TRECHO SELECIONADO
Para ganharmos tempo e evitar enrolação, vamos aos fatos. Sabe o Imposto sobre Operações Financeiras, IOF, aumentado no último dia 22 sem aviso prévio nem avaliação sobre as suas graves sequelas?

Pois é: a tungada do novo IOF nas operações de capital de giro, desconto de duplicatas e recebíveis equivale a um aumento da Selic dos atuais 14,75% ao ano, por si já um disparate, para 17,95% (em contratos de 30 dias) a 23,07% (com prazo de até 120 dias).

Isso é absurdamente injustificável. Mesmo se a revogação implicar a paralisia do governo por faltar dinheiro, o chamado “shutdown”. A consequência será o “shutdown” da miríade de pequenas e médias empresas, de padarias e confecções a metalúrgicas e lanchonetes.

Tanto o crédito, já caro e seletivo devido à inadimplência, seria ainda mais gravoso para o tomador, quanto os bancos provavelmente passarão a escolher a dedo a clientela. O que é mais importante?

Atender os programas eleitoreiros anunciados nas últimas semanas pelo governo, para recuperar a popularidade pensando nas eleições em outubro de 2026, ou a multidão de eleitores remediados cujas contas dependem das milhões de micros, pequenas e médias empresas?

É esse o impasse criado pelo Ministério da Fazenda ao anunciar os aumentos das alíquotas do IOF, cuja incidência alcança tudo o que se movimenta com dinheiro – do cartão de crédito e débito a fundos de investimento, apólices de seguro, previdência privada, compra e venda de moedas, até sobre renegociação de dívidas. O indivíduo está sujo no Serasa, quer pagar e, no parcelamento, aparece o IOF, cobrado na frente, como se fosse um pedágio ao governante da vez.

Não procede, portanto, o noticiário dizer que os presidentes da Câmara, Hugo Motta, e Senado, David Alcolumbre, estão submetidos a intensa pressão do empresariado de todos os setores e da banca.

MATERIAL FORNECIDO
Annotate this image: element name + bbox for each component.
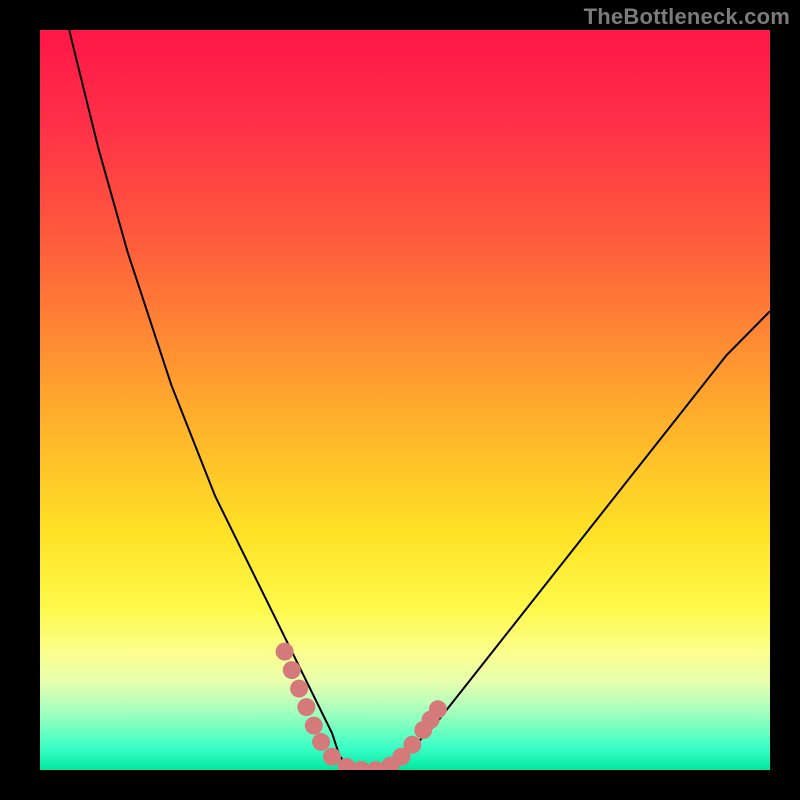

TAREFAS A CUMPRIR
(1) Extraia do texto sobre o aumento do IOF o trecho que vai de "Para ganharmos tempo" até "suas graves sequelas?".
(2) Escreva a continuação do texto sobre o aumento do IOF, começando logo depois da última frase.

RESPOSTAS APRESENTADAS
(1)
Para ganharmos tempo e evitar enrolação, vamos aos fatos. Sabe o Imposto sobre Operações Financeiras, IOF, aumentado no último dia 22 sem aviso prévio nem avaliação sobre as suas graves sequelas?

(2)
A avaliação do mau passo dos condutores da política econômica – da qual o Banco Central nada tem a ver já que a sua diretoria nem foi chamada para participar das discussões -, dispensa pressões.

O tamanho da pancada é tão forte e contraproducente para a saúde da economia e o bem-estar social que só insensíveis e incapazes de calcular os ônus dos juros compostos defendem uma coisa dessas.

O contexto da má decisão

A verdade é que o presidente abriu precocemente a campanha à sua reeleição, o que excluiu o que não desse retorno imediato, como a reforma das políticas e programas, hoje disfuncionais, implicando um crescimento econômico movido a gasto público e a endividamento induzido, especialmente das famílias suscetíveis a tais apelos.

Vale dizer que este sentimento curtoprazista antecede a própria posse, constatado pela aliança oportunista com a parte majoritária do Congresso em fim de mandato para aprovar a PEC da Transição. Ela permitiu R$ 168 bilhões de novos despesas para o então futuro governo, embutindo o apoio tácito para que os chefes do “centrão”, que dominam o Congresso, mantivessem o tal “orçamento secreto”.

A combinação exigia o enterro do “teto de gastos”, criado em 2016 para forçar as transformação da gestão do setor público federal. Ao indexar a expansão da despesa realizada em 2016 só à inflação, o setor público estaria asfixiado em pouco tempo sem a revisão das rubricas da lei orçamentária, sobretudo os gastos obrigatórios com folha de servidores, INSS, saúde, educação e linhas sociais.

Destas, passou apenas uma reforma mitigada da previdência. Ficou acertada na PEC da Transição que o governo proporia uma opção ao Congresso, dado pelo chamado “arcabouço fiscal”, uma regra muito branda (permite, por exemplo, crescer gastos acima da inflação e reserva uma cota obrigatória ao investimento público). Também não deu certo, dada a indisposição de Lula a qualquer ajuste fiscal.

Esperteza demais come o dono

Esta sucessão de diretrizes equivocadas dá o contexto da decisão do ministro da Fazenda, Fernando Haddad, de criar arrecadação com o IOF, tributo regulatório usado irregularmente como puxadinho da CPMF desde a sua extinção em 2007. Por não ter fim arrecadatório, foi o recurso cogitado para não recorrer à aprovação do Congresso.

O orçamento deficitário, apesar da margem de tolerância prevista pela regra fiscal, obriga o Tesouro a emitir mais papéis de dívida além do habitual para substituir os bônus vencidos.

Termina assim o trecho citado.